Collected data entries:
==*==

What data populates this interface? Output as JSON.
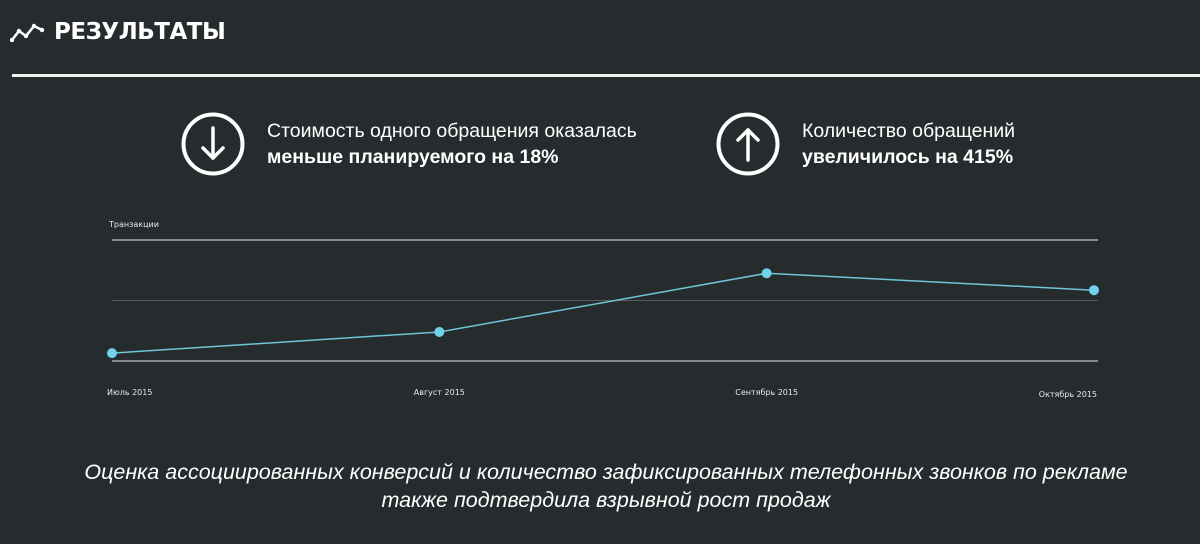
{
  "header": {
    "title": "РЕЗУЛЬТАТЫ",
    "icon": "trend-line-icon"
  },
  "stats": [
    {
      "icon": "arrow-down-circle-icon",
      "line1": "Стоимость одного обращения оказалась",
      "line2": "меньше планируемого на 18%"
    },
    {
      "icon": "arrow-up-circle-icon",
      "line1": "Количество обращений",
      "line2": "увеличилось на 415%"
    }
  ],
  "chart_data": {
    "type": "line",
    "ylabel": "Транзакции",
    "categories": [
      "Июль 2015",
      "Август 2015",
      "Сентябрь 2015",
      "Октябрь 2015"
    ],
    "series": [
      {
        "values": [
          0.13,
          0.48,
          1.45,
          1.17
        ]
      }
    ],
    "ylim": [
      0,
      2
    ],
    "grid": true,
    "colors": {
      "line": "#6fc6d9",
      "point": "#6fd3ea",
      "grid": "#ffffff"
    }
  },
  "footer": {
    "line1": "Оценка ассоциированных конверсий и количество зафиксированных телефонных звонков по рекламе",
    "line2": "также подтвердила взрывной рост продаж"
  }
}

==*==

Among the lines of the data, identify those with the word "circle". Copy each of them.

      "icon": "arrow-down-circle-icon",
      "icon": "arrow-up-circle-icon",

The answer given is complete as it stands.